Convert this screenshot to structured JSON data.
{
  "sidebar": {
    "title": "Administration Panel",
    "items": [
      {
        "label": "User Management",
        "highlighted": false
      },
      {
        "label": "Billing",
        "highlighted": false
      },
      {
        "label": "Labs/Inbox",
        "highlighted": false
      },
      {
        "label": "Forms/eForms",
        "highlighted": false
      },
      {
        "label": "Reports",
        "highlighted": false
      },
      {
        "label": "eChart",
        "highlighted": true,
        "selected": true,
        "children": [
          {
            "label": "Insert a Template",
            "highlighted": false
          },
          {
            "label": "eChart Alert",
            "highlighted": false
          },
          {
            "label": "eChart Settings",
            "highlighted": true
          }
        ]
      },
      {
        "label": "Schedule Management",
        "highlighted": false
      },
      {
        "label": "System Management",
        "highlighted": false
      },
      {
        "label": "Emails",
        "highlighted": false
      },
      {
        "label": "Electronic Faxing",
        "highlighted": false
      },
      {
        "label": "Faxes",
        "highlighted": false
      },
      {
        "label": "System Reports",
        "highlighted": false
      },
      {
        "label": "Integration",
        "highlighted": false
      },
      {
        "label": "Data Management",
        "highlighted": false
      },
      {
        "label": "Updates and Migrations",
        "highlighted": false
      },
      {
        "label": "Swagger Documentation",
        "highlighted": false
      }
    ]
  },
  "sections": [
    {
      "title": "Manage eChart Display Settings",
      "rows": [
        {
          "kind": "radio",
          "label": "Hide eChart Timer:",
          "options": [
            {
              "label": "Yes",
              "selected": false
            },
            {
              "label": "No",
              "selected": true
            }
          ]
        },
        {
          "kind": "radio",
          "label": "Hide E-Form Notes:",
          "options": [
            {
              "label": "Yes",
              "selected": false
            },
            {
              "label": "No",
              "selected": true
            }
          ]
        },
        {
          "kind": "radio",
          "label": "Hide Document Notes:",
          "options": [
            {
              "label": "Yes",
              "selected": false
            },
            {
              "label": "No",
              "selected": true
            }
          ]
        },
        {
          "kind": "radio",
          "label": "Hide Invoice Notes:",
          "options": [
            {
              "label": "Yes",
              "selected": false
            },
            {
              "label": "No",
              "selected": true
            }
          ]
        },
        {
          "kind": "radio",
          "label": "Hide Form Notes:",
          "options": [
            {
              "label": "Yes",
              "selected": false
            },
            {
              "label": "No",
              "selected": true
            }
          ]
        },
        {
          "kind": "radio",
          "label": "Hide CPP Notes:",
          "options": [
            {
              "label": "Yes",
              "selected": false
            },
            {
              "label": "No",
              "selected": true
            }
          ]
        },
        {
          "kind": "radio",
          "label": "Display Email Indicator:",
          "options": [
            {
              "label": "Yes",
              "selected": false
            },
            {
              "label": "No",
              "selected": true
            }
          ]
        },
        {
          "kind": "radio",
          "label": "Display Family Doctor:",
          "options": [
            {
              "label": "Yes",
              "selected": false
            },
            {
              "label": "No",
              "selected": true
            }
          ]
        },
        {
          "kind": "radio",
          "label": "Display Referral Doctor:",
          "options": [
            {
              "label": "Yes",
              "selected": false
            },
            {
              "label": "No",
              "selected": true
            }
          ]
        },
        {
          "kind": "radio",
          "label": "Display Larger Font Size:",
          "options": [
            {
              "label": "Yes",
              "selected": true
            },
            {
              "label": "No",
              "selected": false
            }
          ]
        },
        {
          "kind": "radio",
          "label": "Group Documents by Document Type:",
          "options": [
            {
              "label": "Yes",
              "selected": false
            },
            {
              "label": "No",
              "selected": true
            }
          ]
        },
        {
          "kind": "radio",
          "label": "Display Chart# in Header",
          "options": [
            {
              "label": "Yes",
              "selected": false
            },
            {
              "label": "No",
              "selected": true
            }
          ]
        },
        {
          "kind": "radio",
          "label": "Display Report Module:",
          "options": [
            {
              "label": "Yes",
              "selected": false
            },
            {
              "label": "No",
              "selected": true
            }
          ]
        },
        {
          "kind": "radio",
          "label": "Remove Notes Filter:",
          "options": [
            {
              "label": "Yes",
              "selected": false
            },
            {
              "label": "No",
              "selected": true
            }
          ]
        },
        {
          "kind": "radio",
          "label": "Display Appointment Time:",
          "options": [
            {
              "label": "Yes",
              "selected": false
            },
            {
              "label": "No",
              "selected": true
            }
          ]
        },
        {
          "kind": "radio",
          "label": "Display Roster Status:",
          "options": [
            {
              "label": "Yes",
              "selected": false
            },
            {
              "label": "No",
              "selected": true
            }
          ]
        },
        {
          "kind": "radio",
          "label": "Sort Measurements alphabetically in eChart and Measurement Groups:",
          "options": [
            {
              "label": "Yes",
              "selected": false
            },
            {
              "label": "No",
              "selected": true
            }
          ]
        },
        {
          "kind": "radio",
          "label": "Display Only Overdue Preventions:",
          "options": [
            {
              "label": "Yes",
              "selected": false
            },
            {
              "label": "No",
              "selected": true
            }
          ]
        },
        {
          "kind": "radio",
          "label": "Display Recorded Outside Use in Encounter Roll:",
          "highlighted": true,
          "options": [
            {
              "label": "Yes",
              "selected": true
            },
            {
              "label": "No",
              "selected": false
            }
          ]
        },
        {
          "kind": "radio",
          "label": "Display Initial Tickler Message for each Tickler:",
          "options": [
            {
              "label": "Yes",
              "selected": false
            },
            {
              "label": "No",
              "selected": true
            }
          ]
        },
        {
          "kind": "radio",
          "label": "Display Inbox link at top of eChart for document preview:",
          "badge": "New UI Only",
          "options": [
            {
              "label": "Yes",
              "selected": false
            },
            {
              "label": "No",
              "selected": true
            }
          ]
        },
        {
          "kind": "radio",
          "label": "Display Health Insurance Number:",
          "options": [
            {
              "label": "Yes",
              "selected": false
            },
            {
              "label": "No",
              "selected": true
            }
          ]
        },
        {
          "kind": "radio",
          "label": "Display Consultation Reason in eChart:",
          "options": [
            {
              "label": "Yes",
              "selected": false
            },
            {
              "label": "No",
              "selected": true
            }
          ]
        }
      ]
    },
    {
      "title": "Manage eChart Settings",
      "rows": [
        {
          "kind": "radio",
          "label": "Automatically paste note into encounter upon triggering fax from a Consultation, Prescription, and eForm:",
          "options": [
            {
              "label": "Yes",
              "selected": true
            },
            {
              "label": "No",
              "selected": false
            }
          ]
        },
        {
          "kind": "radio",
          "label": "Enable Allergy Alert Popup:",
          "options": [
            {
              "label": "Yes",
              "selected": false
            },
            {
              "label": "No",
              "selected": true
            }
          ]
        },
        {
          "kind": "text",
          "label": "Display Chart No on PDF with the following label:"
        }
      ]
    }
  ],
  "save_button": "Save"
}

—————

Transcribe the entire listing above precisely.

Convert this screenshot to structured JSON data.
{
  "sidebar": {
    "title": "Administration Panel",
    "items": [
      {
        "label": "User Management",
        "highlighted": false
      },
      {
        "label": "Billing",
        "highlighted": false
      },
      {
        "label": "Labs/Inbox",
        "highlighted": false
      },
      {
        "label": "Forms/eForms",
        "highlighted": false
      },
      {
        "label": "Reports",
        "highlighted": false
      },
      {
        "label": "eChart",
        "highlighted": true,
        "selected": true,
        "children": [
          {
            "label": "Insert a Template",
            "highlighted": false
          },
          {
            "label": "eChart Alert",
            "highlighted": false
          },
          {
            "label": "eChart Settings",
            "highlighted": true
          }
        ]
      },
      {
        "label": "Schedule Management",
        "highlighted": false
      },
      {
        "label": "System Management",
        "highlighted": false
      },
      {
        "label": "Emails",
        "highlighted": false
      },
      {
        "label": "Electronic Faxing",
        "highlighted": false
      },
      {
        "label": "Faxes",
        "highlighted": false
      },
      {
        "label": "System Reports",
        "highlighted": false
      },
      {
        "label": "Integration",
        "highlighted": false
      },
      {
        "label": "Data Management",
        "highlighted": false
      },
      {
        "label": "Updates and Migrations",
        "highlighted": false
      },
      {
        "label": "Swagger Documentation",
        "highlighted": false
      }
    ]
  },
  "sections": [
    {
      "title": "Manage eChart Display Settings",
      "rows": [
        {
          "kind": "radio",
          "label": "Hide eChart Timer:",
          "options": [
            {
              "label": "Yes",
              "selected": false
            },
            {
              "label": "No",
              "selected": true
            }
          ]
        },
        {
          "kind": "radio",
          "label": "Hide E-Form Notes:",
          "options": [
            {
              "label": "Yes",
              "selected": false
            },
            {
              "label": "No",
              "selected": true
            }
          ]
        },
        {
          "kind": "radio",
          "label": "Hide Document Notes:",
          "options": [
            {
              "label": "Yes",
              "selected": false
            },
            {
              "label": "No",
              "selected": true
            }
          ]
        },
        {
          "kind": "radio",
          "label": "Hide Invoice Notes:",
          "options": [
            {
              "label": "Yes",
              "selected": false
            },
            {
              "label": "No",
              "selected": true
            }
          ]
        },
        {
          "kind": "radio",
          "label": "Hide Form Notes:",
          "options": [
            {
              "label": "Yes",
              "selected": false
            },
            {
              "label": "No",
              "selected": true
            }
          ]
        },
        {
          "kind": "radio",
          "label": "Hide CPP Notes:",
          "options": [
            {
              "label": "Yes",
              "selected": false
            },
            {
              "label": "No",
              "selected": true
            }
          ]
        },
        {
          "kind": "radio",
          "label": "Display Email Indicator:",
          "options": [
            {
              "label": "Yes",
              "selected": false
            },
            {
              "label": "No",
              "selected": true
            }
          ]
        },
        {
          "kind": "radio",
          "label": "Display Family Doctor:",
          "options": [
            {
              "label": "Yes",
              "selected": false
            },
            {
              "label": "No",
              "selected": true
            }
          ]
        },
        {
          "kind": "radio",
          "label": "Display Referral Doctor:",
          "options": [
            {
              "label": "Yes",
              "selected": false
            },
            {
              "label": "No",
              "selected": true
            }
          ]
        },
        {
          "kind": "radio",
          "label": "Display Larger Font Size:",
          "options": [
            {
              "label": "Yes",
              "selected": true
            },
            {
              "label": "No",
              "selected": false
            }
          ]
        },
        {
          "kind": "radio",
          "label": "Group Documents by Document Type:",
          "options": [
            {
              "label": "Yes",
              "selected": false
            },
            {
              "label": "No",
              "selected": true
            }
          ]
        },
        {
          "kind": "radio",
          "label": "Display Chart# in Header",
          "options": [
            {
              "label": "Yes",
              "selected": false
            },
            {
              "label": "No",
              "selected": true
            }
          ]
        },
        {
          "kind": "radio",
          "label": "Display Report Module:",
          "options": [
            {
              "label": "Yes",
              "selected": false
            },
            {
              "label": "No",
              "selected": true
            }
          ]
        },
        {
          "kind": "radio",
          "label": "Remove Notes Filter:",
          "options": [
            {
              "label": "Yes",
              "selected": false
            },
            {
              "label": "No",
              "selected": true
            }
          ]
        },
        {
          "kind": "radio",
          "label": "Display Appointment Time:",
          "options": [
            {
              "label": "Yes",
              "selected": false
            },
            {
              "label": "No",
              "selected": true
            }
          ]
        },
        {
          "kind": "radio",
          "label": "Display Roster Status:",
          "options": [
            {
              "label": "Yes",
              "selected": false
            },
            {
              "label": "No",
              "selected": true
            }
          ]
        },
        {
          "kind": "radio",
          "label": "Sort Measurements alphabetically in eChart and Measurement Groups:",
          "options": [
            {
              "label": "Yes",
              "selected": false
            },
            {
              "label": "No",
              "selected": true
            }
          ]
        },
        {
          "kind": "radio",
          "label": "Display Only Overdue Preventions:",
          "options": [
            {
              "label": "Yes",
              "selected": false
            },
            {
              "label": "No",
              "selected": true
            }
          ]
        },
        {
          "kind": "radio",
          "label": "Display Recorded Outside Use in Encounter Roll:",
          "highlighted": true,
          "options": [
            {
              "label": "Yes",
              "selected": true
            },
            {
              "label": "No",
              "selected": false
            }
          ]
        },
        {
          "kind": "radio",
          "label": "Display Initial Tickler Message for each Tickler:",
          "options": [
            {
              "label": "Yes",
              "selected": false
            },
            {
              "label": "No",
              "selected": true
            }
          ]
        },
        {
          "kind": "radio",
          "label": "Display Inbox link at top of eChart for document preview:",
          "badge": "New UI Only",
          "options": [
            {
              "label": "Yes",
              "selected": false
            },
            {
              "label": "No",
              "selected": true
            }
          ]
        },
        {
          "kind": "radio",
          "label": "Display Health Insurance Number:",
          "options": [
            {
              "label": "Yes",
              "selected": false
            },
            {
              "label": "No",
              "selected": true
            }
          ]
        },
        {
          "kind": "radio",
          "label": "Display Consultation Reason in eChart:",
          "options": [
            {
              "label": "Yes",
              "selected": false
            },
            {
              "label": "No",
              "selected": true
            }
          ]
        }
      ]
    },
    {
      "title": "Manage eChart Settings",
      "rows": [
        {
          "kind": "radio",
          "label": "Automatically paste note into encounter upon triggering fax from a Consultation, Prescription, and eForm:",
          "options": [
            {
              "label": "Yes",
              "selected": true
            },
            {
              "label": "No",
              "selected": false
            }
          ]
        },
        {
          "kind": "radio",
          "label": "Enable Allergy Alert Popup:",
          "options": [
            {
              "label": "Yes",
              "selected": false
            },
            {
              "label": "No",
              "selected": true
            }
          ]
        },
        {
          "kind": "text",
          "label": "Display Chart No on PDF with the following label:"
        }
      ]
    }
  ],
  "save_button": "Save"
}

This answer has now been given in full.